/---
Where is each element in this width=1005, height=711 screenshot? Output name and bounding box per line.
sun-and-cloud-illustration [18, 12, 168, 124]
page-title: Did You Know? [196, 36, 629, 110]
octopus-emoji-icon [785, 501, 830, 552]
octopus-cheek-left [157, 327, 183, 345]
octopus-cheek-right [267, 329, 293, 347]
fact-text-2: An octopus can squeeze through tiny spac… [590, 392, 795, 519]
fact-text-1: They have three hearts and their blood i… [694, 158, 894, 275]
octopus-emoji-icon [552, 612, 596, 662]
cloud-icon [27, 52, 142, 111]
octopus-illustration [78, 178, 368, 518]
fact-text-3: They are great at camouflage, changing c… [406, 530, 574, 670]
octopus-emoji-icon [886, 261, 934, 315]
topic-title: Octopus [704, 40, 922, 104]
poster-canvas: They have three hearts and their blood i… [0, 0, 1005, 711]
\---
/---
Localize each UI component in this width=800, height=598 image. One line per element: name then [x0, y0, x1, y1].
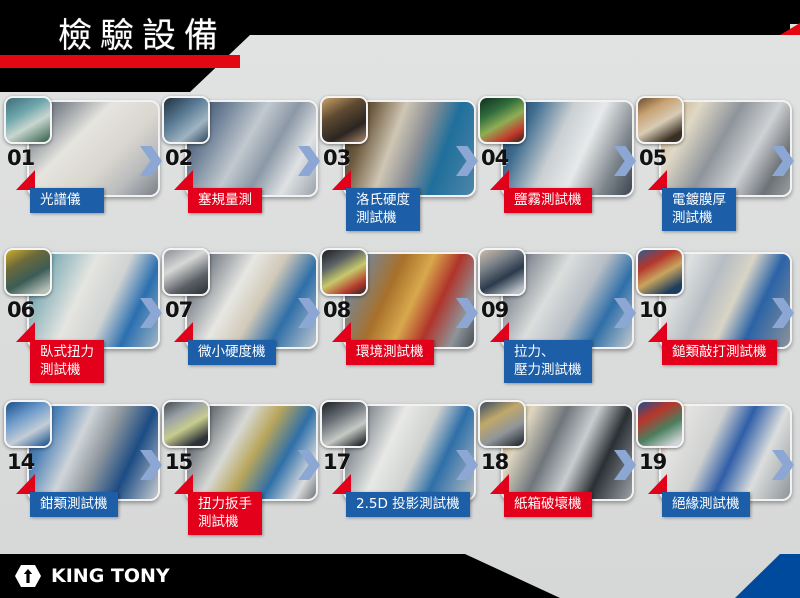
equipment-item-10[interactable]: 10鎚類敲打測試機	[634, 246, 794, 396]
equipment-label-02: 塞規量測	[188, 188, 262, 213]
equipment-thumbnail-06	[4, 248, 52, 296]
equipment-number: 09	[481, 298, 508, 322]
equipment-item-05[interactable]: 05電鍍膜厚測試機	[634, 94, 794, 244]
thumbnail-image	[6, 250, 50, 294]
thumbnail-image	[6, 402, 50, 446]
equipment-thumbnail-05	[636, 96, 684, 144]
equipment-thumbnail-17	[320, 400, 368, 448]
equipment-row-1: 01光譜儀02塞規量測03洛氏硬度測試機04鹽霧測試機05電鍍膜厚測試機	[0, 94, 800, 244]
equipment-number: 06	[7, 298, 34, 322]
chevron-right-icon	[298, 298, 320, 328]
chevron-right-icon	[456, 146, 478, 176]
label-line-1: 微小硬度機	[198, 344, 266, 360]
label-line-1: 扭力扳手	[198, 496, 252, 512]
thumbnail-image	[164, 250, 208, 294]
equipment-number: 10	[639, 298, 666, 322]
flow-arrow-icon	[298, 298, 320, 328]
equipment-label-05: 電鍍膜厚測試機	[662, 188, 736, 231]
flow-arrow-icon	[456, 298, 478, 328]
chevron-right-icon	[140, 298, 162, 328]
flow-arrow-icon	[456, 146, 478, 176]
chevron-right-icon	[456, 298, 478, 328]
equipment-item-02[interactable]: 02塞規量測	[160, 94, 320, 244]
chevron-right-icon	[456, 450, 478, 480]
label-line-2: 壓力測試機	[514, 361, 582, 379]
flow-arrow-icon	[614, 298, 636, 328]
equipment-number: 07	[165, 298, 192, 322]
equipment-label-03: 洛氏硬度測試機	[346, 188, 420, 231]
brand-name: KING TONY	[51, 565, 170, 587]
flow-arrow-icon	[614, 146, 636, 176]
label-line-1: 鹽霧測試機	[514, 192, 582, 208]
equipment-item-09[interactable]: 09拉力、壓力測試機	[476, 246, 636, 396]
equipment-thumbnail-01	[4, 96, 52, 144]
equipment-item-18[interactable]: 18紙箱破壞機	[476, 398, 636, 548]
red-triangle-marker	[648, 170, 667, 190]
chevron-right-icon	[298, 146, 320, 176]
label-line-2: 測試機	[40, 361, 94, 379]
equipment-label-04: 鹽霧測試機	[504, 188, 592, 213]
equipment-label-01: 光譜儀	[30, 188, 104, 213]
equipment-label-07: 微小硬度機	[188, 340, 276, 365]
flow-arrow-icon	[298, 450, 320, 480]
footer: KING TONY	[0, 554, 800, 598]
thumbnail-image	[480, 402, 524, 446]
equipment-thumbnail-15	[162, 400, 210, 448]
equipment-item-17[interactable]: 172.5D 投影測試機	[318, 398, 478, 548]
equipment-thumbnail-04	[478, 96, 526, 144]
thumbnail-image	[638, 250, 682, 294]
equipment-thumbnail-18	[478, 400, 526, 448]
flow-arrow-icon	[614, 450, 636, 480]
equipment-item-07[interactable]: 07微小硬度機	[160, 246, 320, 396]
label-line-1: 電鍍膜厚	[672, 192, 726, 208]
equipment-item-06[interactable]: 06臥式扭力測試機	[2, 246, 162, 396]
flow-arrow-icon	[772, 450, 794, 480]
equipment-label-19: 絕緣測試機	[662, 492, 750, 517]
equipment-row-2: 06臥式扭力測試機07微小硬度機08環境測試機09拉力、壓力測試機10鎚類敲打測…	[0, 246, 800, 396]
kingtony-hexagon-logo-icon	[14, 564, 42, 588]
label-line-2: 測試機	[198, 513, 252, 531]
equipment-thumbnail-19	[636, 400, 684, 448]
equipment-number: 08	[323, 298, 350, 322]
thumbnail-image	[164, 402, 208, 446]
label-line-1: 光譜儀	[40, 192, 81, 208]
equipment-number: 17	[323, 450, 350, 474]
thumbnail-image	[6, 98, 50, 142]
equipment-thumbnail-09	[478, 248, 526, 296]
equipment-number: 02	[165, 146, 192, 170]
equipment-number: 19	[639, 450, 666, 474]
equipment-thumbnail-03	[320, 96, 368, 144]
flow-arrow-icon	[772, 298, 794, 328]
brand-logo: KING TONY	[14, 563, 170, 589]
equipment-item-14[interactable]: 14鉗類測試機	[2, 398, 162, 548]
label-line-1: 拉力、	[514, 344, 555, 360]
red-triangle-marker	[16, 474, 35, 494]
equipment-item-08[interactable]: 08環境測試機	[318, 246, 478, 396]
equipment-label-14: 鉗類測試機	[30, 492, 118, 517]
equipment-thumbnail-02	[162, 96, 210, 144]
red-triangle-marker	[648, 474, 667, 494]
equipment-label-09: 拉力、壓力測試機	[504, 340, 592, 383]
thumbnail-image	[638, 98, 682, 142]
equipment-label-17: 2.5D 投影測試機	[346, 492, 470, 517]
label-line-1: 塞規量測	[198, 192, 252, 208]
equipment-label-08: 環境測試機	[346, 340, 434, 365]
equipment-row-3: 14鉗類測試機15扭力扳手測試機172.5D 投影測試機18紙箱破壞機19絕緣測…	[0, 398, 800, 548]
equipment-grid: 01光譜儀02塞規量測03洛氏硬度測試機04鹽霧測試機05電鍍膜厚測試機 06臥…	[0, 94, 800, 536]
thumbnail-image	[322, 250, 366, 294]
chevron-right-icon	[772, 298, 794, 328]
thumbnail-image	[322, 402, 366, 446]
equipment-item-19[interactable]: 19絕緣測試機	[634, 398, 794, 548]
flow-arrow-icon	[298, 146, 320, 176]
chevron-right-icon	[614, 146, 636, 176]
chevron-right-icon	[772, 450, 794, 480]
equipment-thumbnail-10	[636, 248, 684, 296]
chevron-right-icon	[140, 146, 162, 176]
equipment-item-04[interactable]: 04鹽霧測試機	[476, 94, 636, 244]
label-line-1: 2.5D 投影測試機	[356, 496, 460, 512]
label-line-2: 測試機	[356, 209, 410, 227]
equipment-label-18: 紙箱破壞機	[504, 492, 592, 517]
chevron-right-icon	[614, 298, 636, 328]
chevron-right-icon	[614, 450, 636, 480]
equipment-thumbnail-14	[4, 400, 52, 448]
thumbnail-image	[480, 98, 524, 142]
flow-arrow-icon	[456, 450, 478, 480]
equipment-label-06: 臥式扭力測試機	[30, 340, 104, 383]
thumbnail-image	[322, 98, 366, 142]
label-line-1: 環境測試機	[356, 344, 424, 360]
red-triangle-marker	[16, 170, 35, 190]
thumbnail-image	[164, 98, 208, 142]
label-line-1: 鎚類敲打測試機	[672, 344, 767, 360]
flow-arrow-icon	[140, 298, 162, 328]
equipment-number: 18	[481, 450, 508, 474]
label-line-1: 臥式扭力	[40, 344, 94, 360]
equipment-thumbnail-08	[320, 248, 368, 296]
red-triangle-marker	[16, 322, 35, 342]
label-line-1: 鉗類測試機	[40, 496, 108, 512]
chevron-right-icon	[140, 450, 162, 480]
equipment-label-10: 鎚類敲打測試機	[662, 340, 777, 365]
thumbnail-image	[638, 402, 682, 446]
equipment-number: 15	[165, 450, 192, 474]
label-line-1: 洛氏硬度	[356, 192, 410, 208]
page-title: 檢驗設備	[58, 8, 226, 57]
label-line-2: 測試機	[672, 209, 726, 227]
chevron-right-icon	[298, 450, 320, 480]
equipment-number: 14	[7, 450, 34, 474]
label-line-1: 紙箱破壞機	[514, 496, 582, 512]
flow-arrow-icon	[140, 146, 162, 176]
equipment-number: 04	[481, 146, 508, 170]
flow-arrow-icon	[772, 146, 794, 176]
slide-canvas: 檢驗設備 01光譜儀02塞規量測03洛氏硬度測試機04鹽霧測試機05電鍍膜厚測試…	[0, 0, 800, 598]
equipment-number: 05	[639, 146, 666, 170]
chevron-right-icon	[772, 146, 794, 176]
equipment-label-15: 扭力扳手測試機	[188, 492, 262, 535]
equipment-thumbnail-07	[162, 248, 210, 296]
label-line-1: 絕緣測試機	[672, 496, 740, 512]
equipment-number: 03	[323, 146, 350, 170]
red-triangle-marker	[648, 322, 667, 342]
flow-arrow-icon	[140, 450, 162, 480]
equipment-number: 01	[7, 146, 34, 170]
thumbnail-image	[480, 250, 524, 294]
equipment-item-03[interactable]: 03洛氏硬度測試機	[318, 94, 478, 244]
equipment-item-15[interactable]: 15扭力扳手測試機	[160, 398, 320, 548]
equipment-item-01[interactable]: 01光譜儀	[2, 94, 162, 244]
\---
/---
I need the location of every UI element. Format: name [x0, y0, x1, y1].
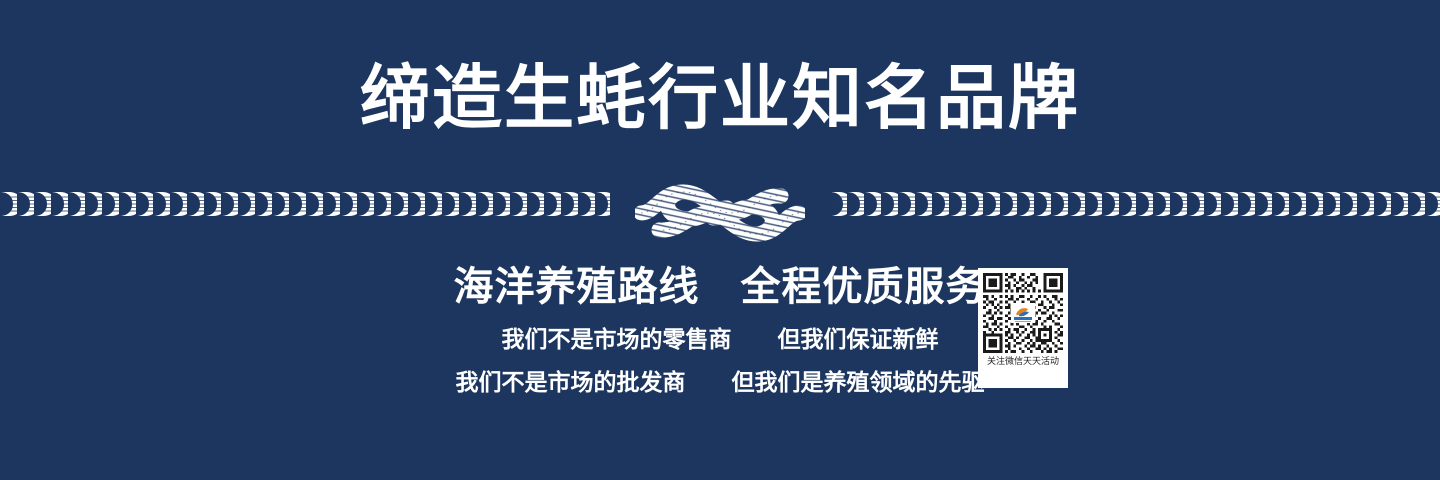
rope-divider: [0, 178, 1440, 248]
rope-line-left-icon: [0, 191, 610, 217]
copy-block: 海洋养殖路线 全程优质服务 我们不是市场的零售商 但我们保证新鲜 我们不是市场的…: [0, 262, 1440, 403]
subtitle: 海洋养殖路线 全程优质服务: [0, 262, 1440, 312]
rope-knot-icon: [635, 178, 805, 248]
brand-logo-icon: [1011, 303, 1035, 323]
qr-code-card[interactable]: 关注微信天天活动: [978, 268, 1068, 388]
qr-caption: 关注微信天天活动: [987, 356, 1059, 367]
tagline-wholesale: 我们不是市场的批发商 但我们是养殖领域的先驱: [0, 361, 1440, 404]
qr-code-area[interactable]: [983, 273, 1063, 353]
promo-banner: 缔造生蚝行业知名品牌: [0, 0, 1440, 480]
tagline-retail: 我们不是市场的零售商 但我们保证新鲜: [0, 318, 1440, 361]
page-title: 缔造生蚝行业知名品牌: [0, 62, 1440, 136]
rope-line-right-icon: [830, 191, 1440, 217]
\---
» **The task**
Render the records starting at the line that contains "I need the location" and ending at the line that contains "rope-line-right-icon: [830, 191, 1440, 217]" as a JSON list of strings, one string per line, with blank lines skipped. Leave the pictures out of the answer.

» **Completed exercise**
[
  "I need the location of every UI element. Format: name [x0, y0, x1, y1].",
  "rope-divider: [0, 178, 1440, 248]",
  "rope-line-left-icon: [0, 191, 610, 217]",
  "copy-block: 海洋养殖路线 全程优质服务 我们不是市场的零售商 但我们保证新鲜 我们不是市场的…: [0, 262, 1440, 403]",
  "subtitle: 海洋养殖路线 全程优质服务: [0, 262, 1440, 312]",
  "rope-knot-icon: [635, 178, 805, 248]",
  "brand-logo-icon: [1011, 303, 1035, 323]",
  "qr-code-card[interactable]: 关注微信天天活动: [978, 268, 1068, 388]",
  "qr-caption: 关注微信天天活动: [987, 356, 1059, 367]",
  "tagline-wholesale: 我们不是市场的批发商 但我们是养殖领域的先驱: [0, 361, 1440, 404]",
  "qr-code-area[interactable]: [983, 273, 1063, 353]",
  "promo-banner: 缔造生蚝行业知名品牌: [0, 0, 1440, 480]",
  "tagline-retail: 我们不是市场的零售商 但我们保证新鲜: [0, 318, 1440, 361]",
  "page-title: 缔造生蚝行业知名品牌: [0, 62, 1440, 136]",
  "rope-line-right-icon: [830, 191, 1440, 217]"
]